-- Opening Marker --

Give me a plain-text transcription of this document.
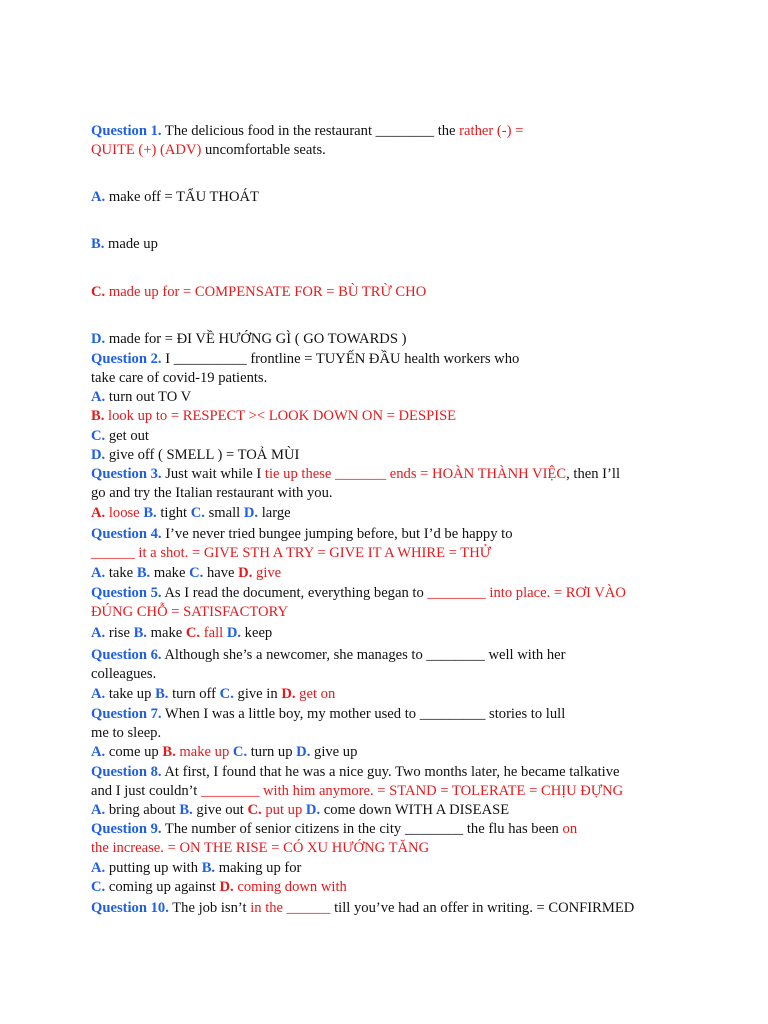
Question 1. The delicious food in the restaurant ________ the rather (-) =
QUITE (+) (ADV) uncomfortable seats.
A. make off = TẨU THOÁT
B. made up
C. made up for = COMPENSATE FOR = BÙ TRỪ CHO
D. made for = ĐI VỀ HƯỚNG GÌ ( GO TOWARDS )
Question 2. I __________ frontline = TUYẾN ĐẦU health workers who
take care of covid-19 patients.
A. turn out TO V
B. look up to = RESPECT >< LOOK DOWN ON = DESPISE
C. get out
D. give off ( SMELL ) = TOẢ MÙI
Question 3. Just wait while I tie up these _______ ends = HOÀN THÀNH VIỆC, then I’ll
go and try the Italian restaurant with you.
A. loose B. tight C. small D. large
Question 4. I’ve never tried bungee jumping before, but I’d be happy to
______ it a shot. = GIVE STH A TRY = GIVE IT A WHIRE = THỬ
A. take B. make C. have D. give
Question 5. As I read the document, everything began to ________ into place. = RƠI VÀO
ĐÚNG CHỖ = SATISFACTORY
A. rise B. make C. fall D. keep
Question 6. Although she’s a newcomer, she manages to ________ well with her
colleagues.
A. take up B. turn off C. give in D. get on
Question 7. When I was a little boy, my mother used to _________ stories to lull
me to sleep.
A. come up B. make up C. turn up D. give up
Question 8. At first, I found that he was a nice guy. Two months later, he became talkative
and I just couldn’t ________ with him anymore. = STAND = TOLERATE = CHỊU ĐỰNG
A. bring about B. give out C. put up D. come down WITH A DISEASE
Question 9. The number of senior citizens in the city ________ the flu has been on
the increase. = ON THE RISE = CÓ XU HƯỚNG TĂNG
A. putting up with B. making up for
C. coming up against D. coming down with
Question 10. The job isn’t in the ______ till you’ve had an offer in writing. = CONFIRMED
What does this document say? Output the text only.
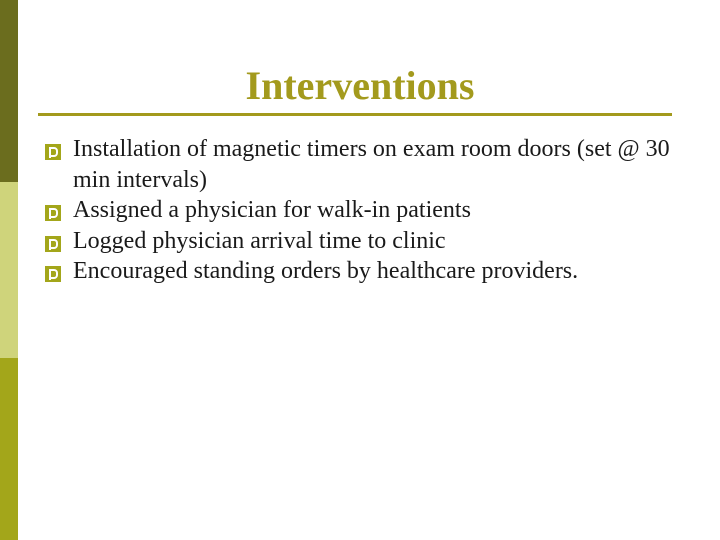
Interventions
Installation of magnetic timers on exam room doors (set @ 30 min intervals)
Assigned a physician for walk-in patients
Logged physician arrival time to clinic
Encouraged standing orders by healthcare providers.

-- Closing Marker --

Only lines that include "restaurant" belong in the answer; copy all of them from the listing.

### Output of the task
Question 1. The delicious food in the restaurant ________ the rather (-) =
go and try the Italian restaurant with you.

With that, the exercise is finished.